:: PROVIDED DATA

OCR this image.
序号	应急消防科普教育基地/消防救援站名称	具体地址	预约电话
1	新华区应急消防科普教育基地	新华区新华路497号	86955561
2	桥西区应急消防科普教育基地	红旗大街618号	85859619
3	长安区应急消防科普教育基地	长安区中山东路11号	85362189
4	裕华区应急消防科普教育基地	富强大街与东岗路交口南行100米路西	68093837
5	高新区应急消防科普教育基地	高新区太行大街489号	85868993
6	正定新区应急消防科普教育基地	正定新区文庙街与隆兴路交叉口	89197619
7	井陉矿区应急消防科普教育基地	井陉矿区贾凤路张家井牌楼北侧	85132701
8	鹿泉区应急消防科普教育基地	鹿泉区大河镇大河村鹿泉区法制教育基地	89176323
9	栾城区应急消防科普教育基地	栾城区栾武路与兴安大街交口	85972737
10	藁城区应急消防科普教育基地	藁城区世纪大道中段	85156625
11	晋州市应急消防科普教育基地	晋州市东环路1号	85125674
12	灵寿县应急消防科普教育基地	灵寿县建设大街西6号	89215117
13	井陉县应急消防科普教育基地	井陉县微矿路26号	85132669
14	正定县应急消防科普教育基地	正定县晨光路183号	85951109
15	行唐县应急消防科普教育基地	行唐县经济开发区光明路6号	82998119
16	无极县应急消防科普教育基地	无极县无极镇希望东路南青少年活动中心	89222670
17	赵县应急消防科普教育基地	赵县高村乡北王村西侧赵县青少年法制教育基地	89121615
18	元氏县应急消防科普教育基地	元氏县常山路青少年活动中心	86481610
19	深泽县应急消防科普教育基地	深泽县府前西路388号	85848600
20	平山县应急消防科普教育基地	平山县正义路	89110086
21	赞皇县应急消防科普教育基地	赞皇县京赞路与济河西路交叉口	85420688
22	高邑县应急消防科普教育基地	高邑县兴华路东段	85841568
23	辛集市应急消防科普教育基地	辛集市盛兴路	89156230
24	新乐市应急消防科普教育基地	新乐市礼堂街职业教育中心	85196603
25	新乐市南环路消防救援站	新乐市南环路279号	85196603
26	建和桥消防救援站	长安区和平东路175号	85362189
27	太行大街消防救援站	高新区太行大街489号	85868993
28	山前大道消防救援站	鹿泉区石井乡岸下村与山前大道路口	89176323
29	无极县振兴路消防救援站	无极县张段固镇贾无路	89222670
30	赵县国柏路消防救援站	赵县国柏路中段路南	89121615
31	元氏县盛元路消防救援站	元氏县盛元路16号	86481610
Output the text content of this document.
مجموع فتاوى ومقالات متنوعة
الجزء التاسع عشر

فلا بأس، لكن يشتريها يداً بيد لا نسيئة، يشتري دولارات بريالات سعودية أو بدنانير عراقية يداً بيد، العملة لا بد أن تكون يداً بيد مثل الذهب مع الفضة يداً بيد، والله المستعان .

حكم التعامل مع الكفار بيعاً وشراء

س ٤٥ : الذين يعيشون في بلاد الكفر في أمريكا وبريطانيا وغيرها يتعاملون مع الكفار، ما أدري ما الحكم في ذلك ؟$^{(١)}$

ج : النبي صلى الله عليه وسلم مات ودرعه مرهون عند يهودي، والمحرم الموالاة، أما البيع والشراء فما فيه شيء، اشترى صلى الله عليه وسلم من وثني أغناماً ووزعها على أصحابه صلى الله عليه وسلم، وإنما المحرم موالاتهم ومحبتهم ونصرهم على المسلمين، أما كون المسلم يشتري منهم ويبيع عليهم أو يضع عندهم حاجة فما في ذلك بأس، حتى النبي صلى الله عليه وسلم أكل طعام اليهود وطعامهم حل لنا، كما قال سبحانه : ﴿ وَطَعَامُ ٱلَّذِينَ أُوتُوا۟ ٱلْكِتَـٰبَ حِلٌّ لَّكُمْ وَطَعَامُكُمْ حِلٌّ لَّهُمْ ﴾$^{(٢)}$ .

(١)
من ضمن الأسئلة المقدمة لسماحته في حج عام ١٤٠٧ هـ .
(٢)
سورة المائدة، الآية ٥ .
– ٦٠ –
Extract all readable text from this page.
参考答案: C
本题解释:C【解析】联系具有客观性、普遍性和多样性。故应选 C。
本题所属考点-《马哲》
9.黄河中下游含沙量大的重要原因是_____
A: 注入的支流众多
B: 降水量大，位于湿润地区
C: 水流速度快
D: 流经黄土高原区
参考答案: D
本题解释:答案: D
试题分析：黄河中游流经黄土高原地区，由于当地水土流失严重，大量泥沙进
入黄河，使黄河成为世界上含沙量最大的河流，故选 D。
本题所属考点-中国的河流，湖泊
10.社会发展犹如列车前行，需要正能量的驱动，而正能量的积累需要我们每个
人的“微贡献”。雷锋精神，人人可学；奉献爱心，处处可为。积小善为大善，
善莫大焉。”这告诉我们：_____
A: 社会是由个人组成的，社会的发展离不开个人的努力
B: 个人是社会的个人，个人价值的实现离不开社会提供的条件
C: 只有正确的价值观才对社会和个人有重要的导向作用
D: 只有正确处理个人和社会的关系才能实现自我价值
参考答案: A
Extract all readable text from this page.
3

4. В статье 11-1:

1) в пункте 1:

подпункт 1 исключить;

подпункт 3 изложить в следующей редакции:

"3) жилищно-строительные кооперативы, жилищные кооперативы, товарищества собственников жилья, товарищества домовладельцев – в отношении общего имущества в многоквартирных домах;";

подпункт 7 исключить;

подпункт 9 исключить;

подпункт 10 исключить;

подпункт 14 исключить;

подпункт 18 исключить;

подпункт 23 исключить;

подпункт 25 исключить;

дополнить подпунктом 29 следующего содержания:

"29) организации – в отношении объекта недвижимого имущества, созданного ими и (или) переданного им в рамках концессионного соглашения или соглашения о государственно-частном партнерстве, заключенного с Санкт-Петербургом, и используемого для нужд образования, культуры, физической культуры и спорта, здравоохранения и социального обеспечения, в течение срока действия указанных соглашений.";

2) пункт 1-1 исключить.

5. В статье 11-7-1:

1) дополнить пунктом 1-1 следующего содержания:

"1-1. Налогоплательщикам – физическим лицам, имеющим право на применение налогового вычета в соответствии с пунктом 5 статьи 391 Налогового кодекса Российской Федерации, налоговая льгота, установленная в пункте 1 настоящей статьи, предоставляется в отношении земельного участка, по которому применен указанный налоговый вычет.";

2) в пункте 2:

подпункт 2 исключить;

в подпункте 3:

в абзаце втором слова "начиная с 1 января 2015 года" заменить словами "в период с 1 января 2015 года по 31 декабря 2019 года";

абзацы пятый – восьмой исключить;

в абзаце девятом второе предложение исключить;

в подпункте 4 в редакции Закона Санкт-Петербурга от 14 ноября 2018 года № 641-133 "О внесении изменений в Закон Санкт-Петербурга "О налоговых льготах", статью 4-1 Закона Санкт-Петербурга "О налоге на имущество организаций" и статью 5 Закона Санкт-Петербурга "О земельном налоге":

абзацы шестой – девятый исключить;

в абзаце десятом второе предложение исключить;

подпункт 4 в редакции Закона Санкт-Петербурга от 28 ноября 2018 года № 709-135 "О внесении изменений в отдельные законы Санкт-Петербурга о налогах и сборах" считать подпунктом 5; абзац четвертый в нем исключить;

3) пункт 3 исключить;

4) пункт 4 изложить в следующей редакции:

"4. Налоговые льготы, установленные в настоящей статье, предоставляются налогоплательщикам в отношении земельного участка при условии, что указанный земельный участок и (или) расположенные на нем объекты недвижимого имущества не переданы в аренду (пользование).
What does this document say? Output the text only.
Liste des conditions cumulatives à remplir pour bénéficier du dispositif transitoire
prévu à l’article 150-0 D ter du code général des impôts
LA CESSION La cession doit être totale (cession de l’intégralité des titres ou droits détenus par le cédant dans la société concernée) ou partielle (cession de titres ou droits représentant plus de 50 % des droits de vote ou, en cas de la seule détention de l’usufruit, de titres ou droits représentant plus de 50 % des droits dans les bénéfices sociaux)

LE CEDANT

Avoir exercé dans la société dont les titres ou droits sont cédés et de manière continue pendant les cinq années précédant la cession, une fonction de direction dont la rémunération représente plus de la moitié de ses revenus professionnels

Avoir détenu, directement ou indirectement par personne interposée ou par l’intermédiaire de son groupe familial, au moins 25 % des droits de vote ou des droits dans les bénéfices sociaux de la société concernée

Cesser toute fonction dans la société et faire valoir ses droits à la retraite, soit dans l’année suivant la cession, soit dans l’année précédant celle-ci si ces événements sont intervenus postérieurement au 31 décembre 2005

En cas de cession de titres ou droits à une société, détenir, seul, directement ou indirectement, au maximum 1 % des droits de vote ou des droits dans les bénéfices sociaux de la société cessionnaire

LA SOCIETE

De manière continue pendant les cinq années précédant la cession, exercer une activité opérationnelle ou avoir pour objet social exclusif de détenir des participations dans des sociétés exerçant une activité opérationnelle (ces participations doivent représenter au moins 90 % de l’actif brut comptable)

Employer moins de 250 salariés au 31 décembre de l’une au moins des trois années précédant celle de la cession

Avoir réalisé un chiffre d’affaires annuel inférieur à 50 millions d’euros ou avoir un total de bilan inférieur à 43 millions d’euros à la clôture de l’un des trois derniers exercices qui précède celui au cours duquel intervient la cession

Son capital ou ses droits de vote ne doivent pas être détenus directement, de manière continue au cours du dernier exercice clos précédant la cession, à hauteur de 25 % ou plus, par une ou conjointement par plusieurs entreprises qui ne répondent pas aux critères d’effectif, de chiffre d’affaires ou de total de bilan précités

::::

### WHAT THE TASK ASKS
From the data, list each line in which the string "sociaux" appears.

### REPLY
LA CESSION La cession doit être totale (cession de l’intégralité des titres ou droits détenus par le cédant dans la société concernée) ou partielle (cession de titres ou droits représentant plus de 50 % des droits de vote ou, en cas de la seule détention de l’usufruit, de titres ou droits représentant plus de 50 % des droits dans les bénéfices sociaux)
Avoir détenu, directement ou indirectement par personne interposée ou par l’intermédiaire de son groupe familial, au moins 25 % des droits de vote ou des droits dans les bénéfices sociaux de la société concernée
En cas de cession de titres ou droits à une société, détenir, seul, directement ou indirectement, au maximum 1 % des droits de vote ou des droits dans les bénéfices sociaux de la société cessionnaire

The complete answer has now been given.